■ Work required ■
Each of the entries should be retyped precisely as it appears.

■ Record extracts ■
────

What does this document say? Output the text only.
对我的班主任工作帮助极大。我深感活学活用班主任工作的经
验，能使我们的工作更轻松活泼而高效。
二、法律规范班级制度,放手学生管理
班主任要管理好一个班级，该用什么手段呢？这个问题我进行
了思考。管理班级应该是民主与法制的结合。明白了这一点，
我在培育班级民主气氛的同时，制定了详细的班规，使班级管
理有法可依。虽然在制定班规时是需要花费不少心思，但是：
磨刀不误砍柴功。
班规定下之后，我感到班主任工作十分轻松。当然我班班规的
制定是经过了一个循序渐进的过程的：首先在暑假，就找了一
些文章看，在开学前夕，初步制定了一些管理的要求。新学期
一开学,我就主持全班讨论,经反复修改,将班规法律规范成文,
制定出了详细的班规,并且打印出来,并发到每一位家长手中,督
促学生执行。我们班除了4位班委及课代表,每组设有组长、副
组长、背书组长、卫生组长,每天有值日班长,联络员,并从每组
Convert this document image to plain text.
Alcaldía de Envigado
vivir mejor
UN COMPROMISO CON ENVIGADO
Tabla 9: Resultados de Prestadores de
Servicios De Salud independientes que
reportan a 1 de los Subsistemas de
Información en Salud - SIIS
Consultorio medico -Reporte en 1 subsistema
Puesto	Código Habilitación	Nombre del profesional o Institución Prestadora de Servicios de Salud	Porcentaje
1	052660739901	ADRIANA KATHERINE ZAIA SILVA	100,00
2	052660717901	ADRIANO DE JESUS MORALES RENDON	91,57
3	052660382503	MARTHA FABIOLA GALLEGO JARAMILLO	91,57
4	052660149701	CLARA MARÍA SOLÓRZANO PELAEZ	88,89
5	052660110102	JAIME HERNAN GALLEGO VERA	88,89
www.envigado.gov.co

────

■ Correct response ■
What does this document say? Output the text only.
对我的班主任工作帮助极大。我深感活学活用班主任工作的经
验，能使我们的工作更轻松活泼而高效。
二、法律规范班级制度,放手学生管理
班主任要管理好一个班级，该用什么手段呢？这个问题我进行
了思考。管理班级应该是民主与法制的结合。明白了这一点，
我在培育班级民主气氛的同时，制定了详细的班规，使班级管
理有法可依。虽然在制定班规时是需要花费不少心思，但是：
磨刀不误砍柴功。
班规定下之后，我感到班主任工作十分轻松。当然我班班规的
制定是经过了一个循序渐进的过程的：首先在暑假，就找了一
些文章看，在开学前夕，初步制定了一些管理的要求。新学期
一开学,我就主持全班讨论,经反复修改,将班规法律规范成文,
制定出了详细的班规,并且打印出来,并发到每一位家长手中,督
促学生执行。我们班除了4位班委及课代表,每组设有组长、副
组长、背书组长、卫生组长,每天有值日班长,联络员,并从每组
Convert this document image to plain text.
Alcaldía de Envigado
vivir mejor
UN COMPROMISO CON ENVIGADO
Tabla 9: Resultados de Prestadores de
Servicios De Salud independientes que
reportan a 1 de los Subsistemas de
Información en Salud - SIIS
Consultorio medico -Reporte en 1 subsistema
Puesto	Código Habilitación	Nombre del profesional o Institución Prestadora de Servicios de Salud	Porcentaje
1	052660739901	ADRIANA KATHERINE ZAIA SILVA	100,00
2	052660717901	ADRIANO DE JESUS MORALES RENDON	91,57
3	052660382503	MARTHA FABIOLA GALLEGO JARAMILLO	91,57
4	052660149701	CLARA MARÍA SOLÓRZANO PELAEZ	88,89
5	052660110102	JAIME HERNAN GALLEGO VERA	88,89
www.envigado.gov.co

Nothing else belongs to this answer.